### SET PROBLEM
Pictures stay out of your copy, but everything else in the records below must be repeated exactly.

++++ THE INPUT

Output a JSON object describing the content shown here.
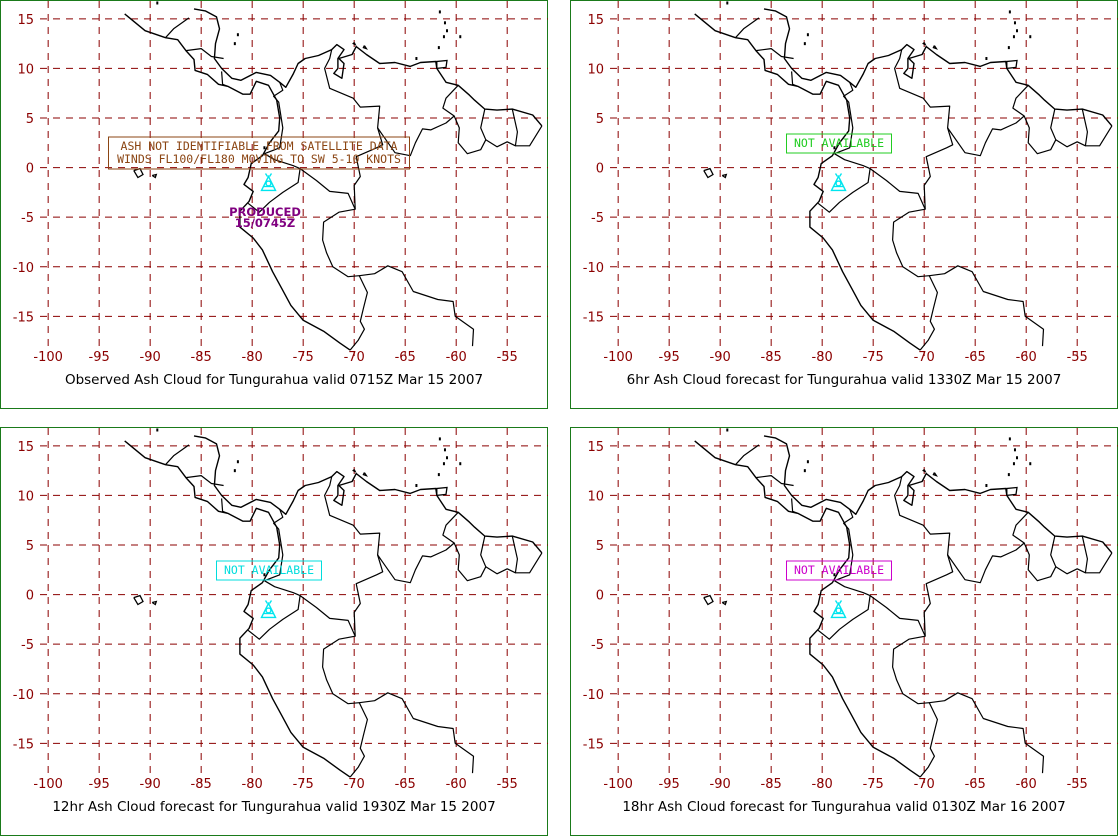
{
  "colors": {
    "grid": "#8b0000",
    "tick_label": "#8b0000",
    "coast": "#000000",
    "panel_border": "#1a7a1a",
    "volcano": "#00e5ee"
  },
  "axes": {
    "lon_ticks": [
      "-100",
      "-95",
      "-90",
      "-85",
      "-80",
      "-75",
      "-70",
      "-65",
      "-60",
      "-55"
    ],
    "lat_ticks": [
      "15",
      "10",
      "5",
      "0",
      "-5",
      "-10",
      "-15"
    ]
  },
  "volcano": {
    "name": "Tungurahua",
    "icon": "volcano-icon",
    "lon": -78.4,
    "lat": -1.5
  },
  "panels": [
    {
      "caption": "Observed Ash Cloud for Tungurahua valid 0715Z Mar 15 2007",
      "note_lines": [
        "ASH NOT IDENTIFIABLE FROM SATELLITE DATA",
        "WINDS FL100/FL180 MOVING TO SW 5-10 KNOTS"
      ],
      "note_color": "#8b4513",
      "produced_lines": [
        "PRODUCED",
        "15/0745Z"
      ],
      "produced_color": "#800080"
    },
    {
      "caption": "6hr Ash Cloud forecast for Tungurahua valid 1330Z Mar 15 2007",
      "note_lines": [
        "NOT AVAILABLE"
      ],
      "note_color": "#22cc22"
    },
    {
      "caption": "12hr Ash Cloud forecast for Tungurahua valid 1930Z Mar 15 2007",
      "note_lines": [
        "NOT AVAILABLE"
      ],
      "note_color": "#00dddd"
    },
    {
      "caption": "18hr Ash Cloud forecast for Tungurahua valid 0130Z Mar 16 2007",
      "note_lines": [
        "NOT AVAILABLE"
      ],
      "note_color": "#cc00cc"
    }
  ]
}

++++++++

### RESPONSE TO THIS TASK
Output a JSON object describing the content shown here.
{
  "colors": {
    "grid": "#8b0000",
    "tick_label": "#8b0000",
    "coast": "#000000",
    "panel_border": "#1a7a1a",
    "volcano": "#00e5ee"
  },
  "axes": {
    "lon_ticks": [
      "-100",
      "-95",
      "-90",
      "-85",
      "-80",
      "-75",
      "-70",
      "-65",
      "-60",
      "-55"
    ],
    "lat_ticks": [
      "15",
      "10",
      "5",
      "0",
      "-5",
      "-10",
      "-15"
    ]
  },
  "volcano": {
    "name": "Tungurahua",
    "icon": "volcano-icon",
    "lon": -78.4,
    "lat": -1.5
  },
  "panels": [
    {
      "caption": "Observed Ash Cloud for Tungurahua valid 0715Z Mar 15 2007",
      "note_lines": [
        "ASH NOT IDENTIFIABLE FROM SATELLITE DATA",
        "WINDS FL100/FL180 MOVING TO SW 5-10 KNOTS"
      ],
      "note_color": "#8b4513",
      "produced_lines": [
        "PRODUCED",
        "15/0745Z"
      ],
      "produced_color": "#800080"
    },
    {
      "caption": "6hr Ash Cloud forecast for Tungurahua valid 1330Z Mar 15 2007",
      "note_lines": [
        "NOT AVAILABLE"
      ],
      "note_color": "#22cc22"
    },
    {
      "caption": "12hr Ash Cloud forecast for Tungurahua valid 1930Z Mar 15 2007",
      "note_lines": [
        "NOT AVAILABLE"
      ],
      "note_color": "#00dddd"
    },
    {
      "caption": "18hr Ash Cloud forecast for Tungurahua valid 0130Z Mar 16 2007",
      "note_lines": [
        "NOT AVAILABLE"
      ],
      "note_color": "#cc00cc"
    }
  ]
}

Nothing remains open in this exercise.